-- Start of Given entries --

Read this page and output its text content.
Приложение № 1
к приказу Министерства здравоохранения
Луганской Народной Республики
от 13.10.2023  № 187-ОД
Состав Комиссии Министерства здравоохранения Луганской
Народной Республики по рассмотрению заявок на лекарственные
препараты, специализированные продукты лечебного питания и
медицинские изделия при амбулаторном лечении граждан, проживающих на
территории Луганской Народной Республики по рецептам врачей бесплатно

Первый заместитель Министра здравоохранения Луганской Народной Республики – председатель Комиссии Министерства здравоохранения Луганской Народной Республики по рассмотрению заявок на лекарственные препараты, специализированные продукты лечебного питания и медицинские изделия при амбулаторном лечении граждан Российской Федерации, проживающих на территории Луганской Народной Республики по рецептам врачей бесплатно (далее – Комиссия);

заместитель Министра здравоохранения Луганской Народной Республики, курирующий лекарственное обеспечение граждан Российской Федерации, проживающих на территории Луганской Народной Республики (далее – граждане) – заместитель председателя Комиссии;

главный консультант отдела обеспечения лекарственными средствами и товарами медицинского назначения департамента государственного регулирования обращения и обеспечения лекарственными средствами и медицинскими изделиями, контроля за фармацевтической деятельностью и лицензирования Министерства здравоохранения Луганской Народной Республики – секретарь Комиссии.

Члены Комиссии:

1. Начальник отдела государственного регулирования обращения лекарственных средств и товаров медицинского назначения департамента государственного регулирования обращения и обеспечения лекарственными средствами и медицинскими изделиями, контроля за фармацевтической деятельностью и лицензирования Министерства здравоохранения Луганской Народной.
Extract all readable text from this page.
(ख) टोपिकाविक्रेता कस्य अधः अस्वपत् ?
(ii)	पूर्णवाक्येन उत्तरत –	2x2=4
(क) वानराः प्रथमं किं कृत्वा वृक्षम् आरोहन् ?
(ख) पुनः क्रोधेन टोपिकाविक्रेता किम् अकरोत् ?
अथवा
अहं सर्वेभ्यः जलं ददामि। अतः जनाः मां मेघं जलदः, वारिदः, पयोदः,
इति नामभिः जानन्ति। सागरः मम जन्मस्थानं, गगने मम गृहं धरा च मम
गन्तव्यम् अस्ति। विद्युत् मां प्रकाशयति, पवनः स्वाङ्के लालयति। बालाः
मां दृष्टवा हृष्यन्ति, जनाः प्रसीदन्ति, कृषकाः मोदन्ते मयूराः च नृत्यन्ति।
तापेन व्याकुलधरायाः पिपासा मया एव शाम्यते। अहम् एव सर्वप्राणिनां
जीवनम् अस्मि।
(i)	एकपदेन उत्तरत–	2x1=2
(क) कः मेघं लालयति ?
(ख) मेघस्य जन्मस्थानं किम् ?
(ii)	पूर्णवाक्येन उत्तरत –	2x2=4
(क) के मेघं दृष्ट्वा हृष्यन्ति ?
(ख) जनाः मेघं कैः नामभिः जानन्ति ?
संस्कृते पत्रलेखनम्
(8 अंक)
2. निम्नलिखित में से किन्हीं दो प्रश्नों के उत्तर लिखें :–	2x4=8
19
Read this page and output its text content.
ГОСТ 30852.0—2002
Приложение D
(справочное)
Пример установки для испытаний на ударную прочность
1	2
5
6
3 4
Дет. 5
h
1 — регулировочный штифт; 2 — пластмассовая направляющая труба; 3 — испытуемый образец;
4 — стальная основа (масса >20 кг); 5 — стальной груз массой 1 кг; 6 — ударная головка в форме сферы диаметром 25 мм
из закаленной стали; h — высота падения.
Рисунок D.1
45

-- End of Given entries --

Faithfully transcribe the whole of the data.

### Written response
Read this page and output its text content.
Приложение № 1
к приказу Министерства здравоохранения
Луганской Народной Республики
от 13.10.2023  № 187-ОД
Состав Комиссии Министерства здравоохранения Луганской
Народной Республики по рассмотрению заявок на лекарственные
препараты, специализированные продукты лечебного питания и
медицинские изделия при амбулаторном лечении граждан, проживающих на
территории Луганской Народной Республики по рецептам врачей бесплатно

Первый заместитель Министра здравоохранения Луганской Народной Республики – председатель Комиссии Министерства здравоохранения Луганской Народной Республики по рассмотрению заявок на лекарственные препараты, специализированные продукты лечебного питания и медицинские изделия при амбулаторном лечении граждан Российской Федерации, проживающих на территории Луганской Народной Республики по рецептам врачей бесплатно (далее – Комиссия);

заместитель Министра здравоохранения Луганской Народной Республики, курирующий лекарственное обеспечение граждан Российской Федерации, проживающих на территории Луганской Народной Республики (далее – граждане) – заместитель председателя Комиссии;

главный консультант отдела обеспечения лекарственными средствами и товарами медицинского назначения департамента государственного регулирования обращения и обеспечения лекарственными средствами и медицинскими изделиями, контроля за фармацевтической деятельностью и лицензирования Министерства здравоохранения Луганской Народной Республики – секретарь Комиссии.

Члены Комиссии:

1. Начальник отдела государственного регулирования обращения лекарственных средств и товаров медицинского назначения департамента государственного регулирования обращения и обеспечения лекарственными средствами и медицинскими изделиями, контроля за фармацевтической деятельностью и лицензирования Министерства здравоохранения Луганской Народной.
Extract all readable text from this page.
(ख) टोपिकाविक्रेता कस्य अधः अस्वपत् ?
(ii)	पूर्णवाक्येन उत्तरत –	2x2=4
(क) वानराः प्रथमं किं कृत्वा वृक्षम् आरोहन् ?
(ख) पुनः क्रोधेन टोपिकाविक्रेता किम् अकरोत् ?
अथवा
अहं सर्वेभ्यः जलं ददामि। अतः जनाः मां मेघं जलदः, वारिदः, पयोदः,
इति नामभिः जानन्ति। सागरः मम जन्मस्थानं, गगने मम गृहं धरा च मम
गन्तव्यम् अस्ति। विद्युत् मां प्रकाशयति, पवनः स्वाङ्के लालयति। बालाः
मां दृष्टवा हृष्यन्ति, जनाः प्रसीदन्ति, कृषकाः मोदन्ते मयूराः च नृत्यन्ति।
तापेन व्याकुलधरायाः पिपासा मया एव शाम्यते। अहम् एव सर्वप्राणिनां
जीवनम् अस्मि।
(i)	एकपदेन उत्तरत–	2x1=2
(क) कः मेघं लालयति ?
(ख) मेघस्य जन्मस्थानं किम् ?
(ii)	पूर्णवाक्येन उत्तरत –	2x2=4
(क) के मेघं दृष्ट्वा हृष्यन्ति ?
(ख) जनाः मेघं कैः नामभिः जानन्ति ?
संस्कृते पत्रलेखनम्
(8 अंक)
2. निम्नलिखित में से किन्हीं दो प्रश्नों के उत्तर लिखें :–	2x4=8
19
Read this page and output its text content.
ГОСТ 30852.0—2002
Приложение D
(справочное)
Пример установки для испытаний на ударную прочность
1	2
5
6
3 4
Дет. 5
h
1 — регулировочный штифт; 2 — пластмассовая направляющая труба; 3 — испытуемый образец;
4 — стальная основа (масса >20 кг); 5 — стальной груз массой 1 кг; 6 — ударная головка в форме сферы диаметром 25 мм
из закаленной стали; h — высота падения.
Рисунок D.1
45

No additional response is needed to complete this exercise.